* Required work: Leave out the pictures and repeat the data exactly.

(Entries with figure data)

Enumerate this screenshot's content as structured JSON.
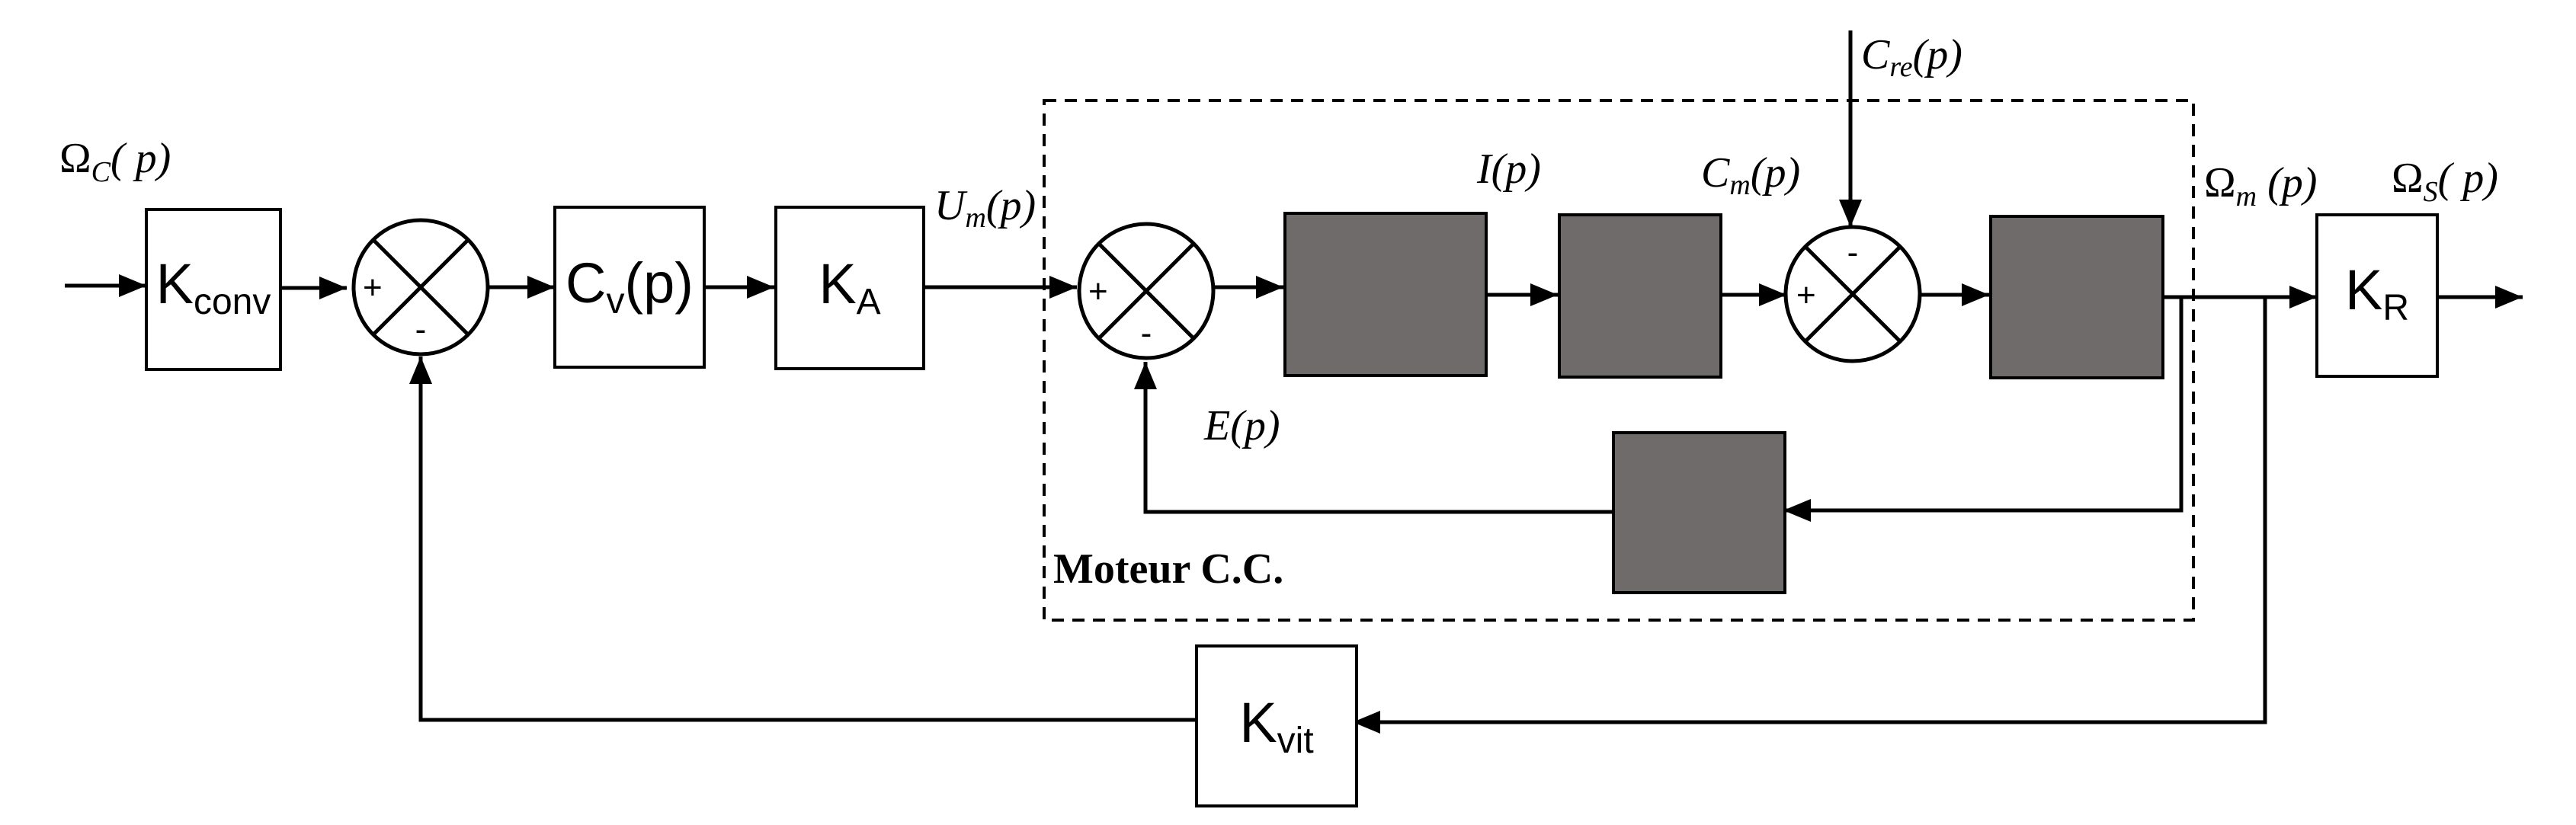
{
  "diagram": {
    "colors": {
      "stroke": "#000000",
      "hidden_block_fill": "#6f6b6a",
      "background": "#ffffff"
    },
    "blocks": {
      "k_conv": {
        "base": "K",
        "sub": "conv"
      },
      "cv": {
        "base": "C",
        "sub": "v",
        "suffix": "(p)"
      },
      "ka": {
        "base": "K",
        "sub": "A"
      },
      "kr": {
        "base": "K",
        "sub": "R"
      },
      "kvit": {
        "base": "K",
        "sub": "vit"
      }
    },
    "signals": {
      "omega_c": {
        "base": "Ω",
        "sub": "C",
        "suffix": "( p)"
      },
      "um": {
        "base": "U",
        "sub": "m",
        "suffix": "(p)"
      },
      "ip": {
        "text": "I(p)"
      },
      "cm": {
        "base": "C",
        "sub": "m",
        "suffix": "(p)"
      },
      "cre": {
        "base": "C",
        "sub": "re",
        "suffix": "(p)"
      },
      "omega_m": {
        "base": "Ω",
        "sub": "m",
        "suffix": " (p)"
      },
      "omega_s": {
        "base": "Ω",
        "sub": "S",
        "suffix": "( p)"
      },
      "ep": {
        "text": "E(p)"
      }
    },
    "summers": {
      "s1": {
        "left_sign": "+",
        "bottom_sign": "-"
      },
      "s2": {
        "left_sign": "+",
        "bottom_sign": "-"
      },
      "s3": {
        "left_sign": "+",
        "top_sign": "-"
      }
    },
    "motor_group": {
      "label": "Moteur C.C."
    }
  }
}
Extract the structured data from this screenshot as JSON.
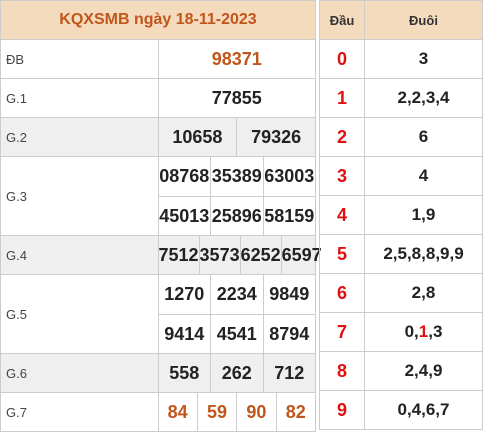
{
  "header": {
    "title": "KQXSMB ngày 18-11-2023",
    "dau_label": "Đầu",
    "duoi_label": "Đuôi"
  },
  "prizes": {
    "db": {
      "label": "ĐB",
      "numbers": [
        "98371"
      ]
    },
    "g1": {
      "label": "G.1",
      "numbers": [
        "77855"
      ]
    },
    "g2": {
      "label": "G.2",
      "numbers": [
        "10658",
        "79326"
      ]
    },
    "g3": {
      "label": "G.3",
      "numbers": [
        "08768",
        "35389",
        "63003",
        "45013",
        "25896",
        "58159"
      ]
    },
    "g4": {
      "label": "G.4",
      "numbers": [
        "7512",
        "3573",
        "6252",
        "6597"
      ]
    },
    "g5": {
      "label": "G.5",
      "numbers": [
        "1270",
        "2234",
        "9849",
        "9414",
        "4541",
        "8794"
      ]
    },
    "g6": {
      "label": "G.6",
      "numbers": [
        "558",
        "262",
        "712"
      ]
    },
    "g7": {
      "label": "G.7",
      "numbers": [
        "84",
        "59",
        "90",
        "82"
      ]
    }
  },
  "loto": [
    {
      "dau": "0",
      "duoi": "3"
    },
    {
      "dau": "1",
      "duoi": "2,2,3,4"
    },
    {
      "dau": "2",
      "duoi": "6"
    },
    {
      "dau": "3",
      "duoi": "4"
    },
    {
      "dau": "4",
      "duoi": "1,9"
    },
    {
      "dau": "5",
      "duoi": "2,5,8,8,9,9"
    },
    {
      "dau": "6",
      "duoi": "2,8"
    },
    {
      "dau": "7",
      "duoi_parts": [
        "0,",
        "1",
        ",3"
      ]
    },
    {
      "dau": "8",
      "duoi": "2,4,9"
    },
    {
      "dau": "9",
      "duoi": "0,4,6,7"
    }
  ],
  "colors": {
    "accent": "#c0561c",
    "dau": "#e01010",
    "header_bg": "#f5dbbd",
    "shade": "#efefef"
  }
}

* Response below:
Enumerate this screenshot's content as structured JSON.
{
  "diagram": {
    "colors": {
      "stroke": "#000000",
      "hidden_block_fill": "#6f6b6a",
      "background": "#ffffff"
    },
    "blocks": {
      "k_conv": {
        "base": "K",
        "sub": "conv"
      },
      "cv": {
        "base": "C",
        "sub": "v",
        "suffix": "(p)"
      },
      "ka": {
        "base": "K",
        "sub": "A"
      },
      "kr": {
        "base": "K",
        "sub": "R"
      },
      "kvit": {
        "base": "K",
        "sub": "vit"
      }
    },
    "signals": {
      "omega_c": {
        "base": "Ω",
        "sub": "C",
        "suffix": "( p)"
      },
      "um": {
        "base": "U",
        "sub": "m",
        "suffix": "(p)"
      },
      "ip": {
        "text": "I(p)"
      },
      "cm": {
        "base": "C",
        "sub": "m",
        "suffix": "(p)"
      },
      "cre": {
        "base": "C",
        "sub": "re",
        "suffix": "(p)"
      },
      "omega_m": {
        "base": "Ω",
        "sub": "m",
        "suffix": " (p)"
      },
      "omega_s": {
        "base": "Ω",
        "sub": "S",
        "suffix": "( p)"
      },
      "ep": {
        "text": "E(p)"
      }
    },
    "summers": {
      "s1": {
        "left_sign": "+",
        "bottom_sign": "-"
      },
      "s2": {
        "left_sign": "+",
        "bottom_sign": "-"
      },
      "s3": {
        "left_sign": "+",
        "top_sign": "-"
      }
    },
    "motor_group": {
      "label": "Moteur C.C."
    }
  }
}
Extract the structured data from this screenshot as JSON.
{
  "header": {
    "title": "KQXSMB ngày 18-11-2023",
    "dau_label": "Đầu",
    "duoi_label": "Đuôi"
  },
  "prizes": {
    "db": {
      "label": "ĐB",
      "numbers": [
        "98371"
      ]
    },
    "g1": {
      "label": "G.1",
      "numbers": [
        "77855"
      ]
    },
    "g2": {
      "label": "G.2",
      "numbers": [
        "10658",
        "79326"
      ]
    },
    "g3": {
      "label": "G.3",
      "numbers": [
        "08768",
        "35389",
        "63003",
        "45013",
        "25896",
        "58159"
      ]
    },
    "g4": {
      "label": "G.4",
      "numbers": [
        "7512",
        "3573",
        "6252",
        "6597"
      ]
    },
    "g5": {
      "label": "G.5",
      "numbers": [
        "1270",
        "2234",
        "9849",
        "9414",
        "4541",
        "8794"
      ]
    },
    "g6": {
      "label": "G.6",
      "numbers": [
        "558",
        "262",
        "712"
      ]
    },
    "g7": {
      "label": "G.7",
      "numbers": [
        "84",
        "59",
        "90",
        "82"
      ]
    }
  },
  "loto": [
    {
      "dau": "0",
      "duoi": "3"
    },
    {
      "dau": "1",
      "duoi": "2,2,3,4"
    },
    {
      "dau": "2",
      "duoi": "6"
    },
    {
      "dau": "3",
      "duoi": "4"
    },
    {
      "dau": "4",
      "duoi": "1,9"
    },
    {
      "dau": "5",
      "duoi": "2,5,8,8,9,9"
    },
    {
      "dau": "6",
      "duoi": "2,8"
    },
    {
      "dau": "7",
      "duoi_parts": [
        "0,",
        "1",
        ",3"
      ]
    },
    {
      "dau": "8",
      "duoi": "2,4,9"
    },
    {
      "dau": "9",
      "duoi": "0,4,6,7"
    }
  ],
  "colors": {
    "accent": "#c0561c",
    "dau": "#e01010",
    "header_bg": "#f5dbbd",
    "shade": "#efefef"
  }
}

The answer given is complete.